= YOUR TASK =
Please return the listing below line for line and unchanged, starting with its first line and going on through the line with "table-row[interactable]: 20177304... 楞楞".

───── WORKING DATA

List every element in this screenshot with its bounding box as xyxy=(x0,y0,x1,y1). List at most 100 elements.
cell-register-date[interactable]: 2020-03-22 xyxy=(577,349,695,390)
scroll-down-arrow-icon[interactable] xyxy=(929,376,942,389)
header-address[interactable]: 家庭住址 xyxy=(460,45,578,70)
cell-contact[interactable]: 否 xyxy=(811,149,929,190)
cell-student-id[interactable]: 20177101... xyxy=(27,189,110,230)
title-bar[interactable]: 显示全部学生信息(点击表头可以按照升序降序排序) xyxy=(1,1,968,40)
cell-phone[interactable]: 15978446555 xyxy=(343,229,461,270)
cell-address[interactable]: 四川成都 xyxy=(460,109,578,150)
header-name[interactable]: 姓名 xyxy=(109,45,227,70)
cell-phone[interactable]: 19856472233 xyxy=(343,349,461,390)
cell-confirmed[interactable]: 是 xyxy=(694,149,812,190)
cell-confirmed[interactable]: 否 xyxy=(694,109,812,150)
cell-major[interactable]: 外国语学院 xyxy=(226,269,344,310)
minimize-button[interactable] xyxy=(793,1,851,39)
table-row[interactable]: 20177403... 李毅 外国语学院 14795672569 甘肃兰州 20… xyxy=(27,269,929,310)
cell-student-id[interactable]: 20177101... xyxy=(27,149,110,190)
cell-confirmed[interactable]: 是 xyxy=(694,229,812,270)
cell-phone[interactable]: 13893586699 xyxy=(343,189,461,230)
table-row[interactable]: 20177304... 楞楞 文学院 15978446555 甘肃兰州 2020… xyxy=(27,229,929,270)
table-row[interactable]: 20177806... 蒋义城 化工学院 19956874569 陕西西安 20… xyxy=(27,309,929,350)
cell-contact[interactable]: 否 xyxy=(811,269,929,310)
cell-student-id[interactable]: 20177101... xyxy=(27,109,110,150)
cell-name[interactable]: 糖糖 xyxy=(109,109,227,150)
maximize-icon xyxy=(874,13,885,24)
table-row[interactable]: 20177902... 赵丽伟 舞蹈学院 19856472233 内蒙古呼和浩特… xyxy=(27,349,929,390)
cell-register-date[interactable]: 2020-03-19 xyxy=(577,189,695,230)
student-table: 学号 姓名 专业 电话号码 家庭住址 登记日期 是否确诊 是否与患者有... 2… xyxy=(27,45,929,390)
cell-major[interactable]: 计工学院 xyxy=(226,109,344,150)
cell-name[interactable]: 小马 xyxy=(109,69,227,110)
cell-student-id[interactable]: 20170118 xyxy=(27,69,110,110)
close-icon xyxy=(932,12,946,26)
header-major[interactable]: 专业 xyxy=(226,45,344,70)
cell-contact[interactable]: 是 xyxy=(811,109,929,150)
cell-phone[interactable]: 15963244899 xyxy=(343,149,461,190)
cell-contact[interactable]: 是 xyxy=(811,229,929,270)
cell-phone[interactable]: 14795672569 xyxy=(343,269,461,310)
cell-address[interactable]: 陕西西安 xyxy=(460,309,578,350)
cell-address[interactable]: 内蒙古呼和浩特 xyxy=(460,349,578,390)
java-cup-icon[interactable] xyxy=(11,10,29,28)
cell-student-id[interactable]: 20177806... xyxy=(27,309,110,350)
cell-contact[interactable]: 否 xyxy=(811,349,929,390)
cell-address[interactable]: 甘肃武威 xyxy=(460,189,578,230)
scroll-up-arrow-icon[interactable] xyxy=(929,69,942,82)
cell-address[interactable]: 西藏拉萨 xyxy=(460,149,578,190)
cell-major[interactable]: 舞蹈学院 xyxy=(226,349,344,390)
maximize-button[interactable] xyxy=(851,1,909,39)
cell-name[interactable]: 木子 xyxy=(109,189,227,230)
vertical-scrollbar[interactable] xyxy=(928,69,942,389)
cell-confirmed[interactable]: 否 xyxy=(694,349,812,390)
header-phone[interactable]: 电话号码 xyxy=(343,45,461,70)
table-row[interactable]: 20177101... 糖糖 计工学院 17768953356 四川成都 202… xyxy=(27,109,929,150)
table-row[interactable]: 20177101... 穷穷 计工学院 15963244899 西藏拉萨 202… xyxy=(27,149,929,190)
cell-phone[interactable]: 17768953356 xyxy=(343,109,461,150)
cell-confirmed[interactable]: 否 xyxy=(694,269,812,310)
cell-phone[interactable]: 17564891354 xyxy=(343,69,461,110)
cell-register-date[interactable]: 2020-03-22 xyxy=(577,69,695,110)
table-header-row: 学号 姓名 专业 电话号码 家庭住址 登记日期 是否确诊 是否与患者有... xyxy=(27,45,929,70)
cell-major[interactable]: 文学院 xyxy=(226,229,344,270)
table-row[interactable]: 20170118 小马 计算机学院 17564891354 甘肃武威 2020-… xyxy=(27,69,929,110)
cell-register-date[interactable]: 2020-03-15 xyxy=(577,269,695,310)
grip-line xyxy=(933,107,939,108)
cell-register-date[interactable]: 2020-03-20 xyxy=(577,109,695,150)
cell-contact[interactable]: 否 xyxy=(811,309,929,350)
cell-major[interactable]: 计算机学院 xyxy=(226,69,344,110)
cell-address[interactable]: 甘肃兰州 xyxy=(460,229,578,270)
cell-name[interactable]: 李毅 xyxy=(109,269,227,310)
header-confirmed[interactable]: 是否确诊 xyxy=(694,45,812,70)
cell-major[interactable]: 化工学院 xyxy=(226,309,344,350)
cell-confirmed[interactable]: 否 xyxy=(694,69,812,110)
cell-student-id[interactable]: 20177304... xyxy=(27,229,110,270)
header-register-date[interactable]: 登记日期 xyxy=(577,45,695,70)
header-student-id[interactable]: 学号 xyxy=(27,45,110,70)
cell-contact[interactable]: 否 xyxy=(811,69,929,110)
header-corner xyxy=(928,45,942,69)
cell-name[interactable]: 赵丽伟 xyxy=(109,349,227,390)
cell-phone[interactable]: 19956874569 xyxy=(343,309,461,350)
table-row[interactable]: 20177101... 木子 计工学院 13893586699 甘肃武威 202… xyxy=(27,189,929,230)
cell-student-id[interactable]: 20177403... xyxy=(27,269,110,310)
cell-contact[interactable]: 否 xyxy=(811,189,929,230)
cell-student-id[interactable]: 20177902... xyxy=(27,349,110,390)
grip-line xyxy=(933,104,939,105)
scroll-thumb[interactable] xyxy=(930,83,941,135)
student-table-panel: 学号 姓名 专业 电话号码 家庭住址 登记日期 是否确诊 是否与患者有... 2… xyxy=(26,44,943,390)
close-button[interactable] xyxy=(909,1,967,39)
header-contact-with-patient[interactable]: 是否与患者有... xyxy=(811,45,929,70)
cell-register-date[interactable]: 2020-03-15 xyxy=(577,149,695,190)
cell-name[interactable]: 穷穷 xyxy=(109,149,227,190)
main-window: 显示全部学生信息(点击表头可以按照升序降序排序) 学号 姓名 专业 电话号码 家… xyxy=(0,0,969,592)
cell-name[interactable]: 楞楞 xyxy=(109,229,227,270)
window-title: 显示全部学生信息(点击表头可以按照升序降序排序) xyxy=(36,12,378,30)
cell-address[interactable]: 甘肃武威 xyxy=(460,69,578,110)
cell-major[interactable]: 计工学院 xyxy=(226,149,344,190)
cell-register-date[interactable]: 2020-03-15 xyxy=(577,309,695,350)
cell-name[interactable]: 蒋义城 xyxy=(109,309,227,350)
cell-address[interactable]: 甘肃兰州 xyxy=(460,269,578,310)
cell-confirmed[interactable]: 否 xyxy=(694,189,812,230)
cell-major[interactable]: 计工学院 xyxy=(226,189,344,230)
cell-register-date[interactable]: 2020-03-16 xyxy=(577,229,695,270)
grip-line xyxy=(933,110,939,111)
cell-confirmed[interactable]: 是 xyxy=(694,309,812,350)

──────────

= RIGHT ANSWER =
List every element in this screenshot with its bounding box as xyxy=(x0,y0,x1,y1). List at most 100 elements.
cell-register-date[interactable]: 2020-03-22 xyxy=(577,349,695,390)
scroll-down-arrow-icon[interactable] xyxy=(929,376,942,389)
header-address[interactable]: 家庭住址 xyxy=(460,45,578,70)
cell-contact[interactable]: 否 xyxy=(811,149,929,190)
cell-student-id[interactable]: 20177101... xyxy=(27,189,110,230)
title-bar[interactable]: 显示全部学生信息(点击表头可以按照升序降序排序) xyxy=(1,1,968,40)
cell-phone[interactable]: 15978446555 xyxy=(343,229,461,270)
cell-address[interactable]: 四川成都 xyxy=(460,109,578,150)
header-name[interactable]: 姓名 xyxy=(109,45,227,70)
cell-phone[interactable]: 19856472233 xyxy=(343,349,461,390)
cell-confirmed[interactable]: 是 xyxy=(694,149,812,190)
cell-confirmed[interactable]: 否 xyxy=(694,109,812,150)
cell-major[interactable]: 外国语学院 xyxy=(226,269,344,310)
minimize-button[interactable] xyxy=(793,1,851,39)
table-row[interactable]: 20177403... 李毅 外国语学院 14795672569 甘肃兰州 20… xyxy=(27,269,929,310)
cell-student-id[interactable]: 20177101... xyxy=(27,149,110,190)
cell-confirmed[interactable]: 是 xyxy=(694,229,812,270)
cell-phone[interactable]: 13893586699 xyxy=(343,189,461,230)
table-row[interactable]: 20177304... 楞楞 文学院 15978446555 甘肃兰州 2020… xyxy=(27,229,929,270)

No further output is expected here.